• [GIVEN DATA]
........
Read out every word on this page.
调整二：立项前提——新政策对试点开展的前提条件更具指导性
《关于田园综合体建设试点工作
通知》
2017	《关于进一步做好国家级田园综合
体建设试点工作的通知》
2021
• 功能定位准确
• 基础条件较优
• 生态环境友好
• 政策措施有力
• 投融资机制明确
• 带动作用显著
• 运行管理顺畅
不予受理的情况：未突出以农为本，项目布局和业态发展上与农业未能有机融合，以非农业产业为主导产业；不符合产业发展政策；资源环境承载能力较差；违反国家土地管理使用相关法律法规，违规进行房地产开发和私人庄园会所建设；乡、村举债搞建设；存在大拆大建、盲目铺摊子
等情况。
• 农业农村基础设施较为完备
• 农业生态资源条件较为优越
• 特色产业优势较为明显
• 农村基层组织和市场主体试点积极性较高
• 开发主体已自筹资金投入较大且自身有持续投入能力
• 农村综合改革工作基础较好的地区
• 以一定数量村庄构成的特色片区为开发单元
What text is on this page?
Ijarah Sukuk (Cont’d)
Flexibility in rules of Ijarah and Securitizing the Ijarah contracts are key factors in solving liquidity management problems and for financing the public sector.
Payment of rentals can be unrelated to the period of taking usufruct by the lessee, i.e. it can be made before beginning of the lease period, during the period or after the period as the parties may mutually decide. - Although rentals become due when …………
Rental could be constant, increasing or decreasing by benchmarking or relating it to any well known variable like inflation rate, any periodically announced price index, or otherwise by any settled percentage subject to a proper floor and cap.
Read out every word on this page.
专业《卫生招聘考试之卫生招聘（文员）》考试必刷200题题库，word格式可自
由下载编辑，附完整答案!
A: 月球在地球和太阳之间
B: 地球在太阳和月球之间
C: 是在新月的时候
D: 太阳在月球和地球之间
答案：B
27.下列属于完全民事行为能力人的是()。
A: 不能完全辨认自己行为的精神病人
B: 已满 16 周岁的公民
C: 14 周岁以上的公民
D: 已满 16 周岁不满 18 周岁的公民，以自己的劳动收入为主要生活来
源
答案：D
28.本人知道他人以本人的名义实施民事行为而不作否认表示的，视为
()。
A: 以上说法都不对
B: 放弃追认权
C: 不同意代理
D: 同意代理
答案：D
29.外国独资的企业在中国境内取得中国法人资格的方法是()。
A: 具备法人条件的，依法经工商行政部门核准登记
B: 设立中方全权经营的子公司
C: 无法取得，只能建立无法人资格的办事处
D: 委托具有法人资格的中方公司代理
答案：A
........
• [WRITTEN PROBLEM]
Write out the whole listing again, exactly as it stands.

• [RESPONSE TO THE TASK]
Read out every word on this page.
调整二：立项前提——新政策对试点开展的前提条件更具指导性
《关于田园综合体建设试点工作
通知》
2017	《关于进一步做好国家级田园综合
体建设试点工作的通知》
2021
• 功能定位准确
• 基础条件较优
• 生态环境友好
• 政策措施有力
• 投融资机制明确
• 带动作用显著
• 运行管理顺畅
不予受理的情况：未突出以农为本，项目布局和业态发展上与农业未能有机融合，以非农业产业为主导产业；不符合产业发展政策；资源环境承载能力较差；违反国家土地管理使用相关法律法规，违规进行房地产开发和私人庄园会所建设；乡、村举债搞建设；存在大拆大建、盲目铺摊子
等情况。
• 农业农村基础设施较为完备
• 农业生态资源条件较为优越
• 特色产业优势较为明显
• 农村基层组织和市场主体试点积极性较高
• 开发主体已自筹资金投入较大且自身有持续投入能力
• 农村综合改革工作基础较好的地区
• 以一定数量村庄构成的特色片区为开发单元
What text is on this page?
Ijarah Sukuk (Cont’d)
Flexibility in rules of Ijarah and Securitizing the Ijarah contracts are key factors in solving liquidity management problems and for financing the public sector.
Payment of rentals can be unrelated to the period of taking usufruct by the lessee, i.e. it can be made before beginning of the lease period, during the period or after the period as the parties may mutually decide. - Although rentals become due when …………
Rental could be constant, increasing or decreasing by benchmarking or relating it to any well known variable like inflation rate, any periodically announced price index, or otherwise by any settled percentage subject to a proper floor and cap.
Read out every word on this page.
专业《卫生招聘考试之卫生招聘（文员）》考试必刷200题题库，word格式可自
由下载编辑，附完整答案!
A: 月球在地球和太阳之间
B: 地球在太阳和月球之间
C: 是在新月的时候
D: 太阳在月球和地球之间
答案：B
27.下列属于完全民事行为能力人的是()。
A: 不能完全辨认自己行为的精神病人
B: 已满 16 周岁的公民
C: 14 周岁以上的公民
D: 已满 16 周岁不满 18 周岁的公民，以自己的劳动收入为主要生活来
源
答案：D
28.本人知道他人以本人的名义实施民事行为而不作否认表示的，视为
()。
A: 以上说法都不对
B: 放弃追认权
C: 不同意代理
D: 同意代理
答案：D
29.外国独资的企业在中国境内取得中国法人资格的方法是()。
A: 具备法人条件的，依法经工商行政部门核准登记
B: 设立中方全权经营的子公司
C: 无法取得，只能建立无法人资格的办事处
D: 委托具有法人资格的中方公司代理
答案：A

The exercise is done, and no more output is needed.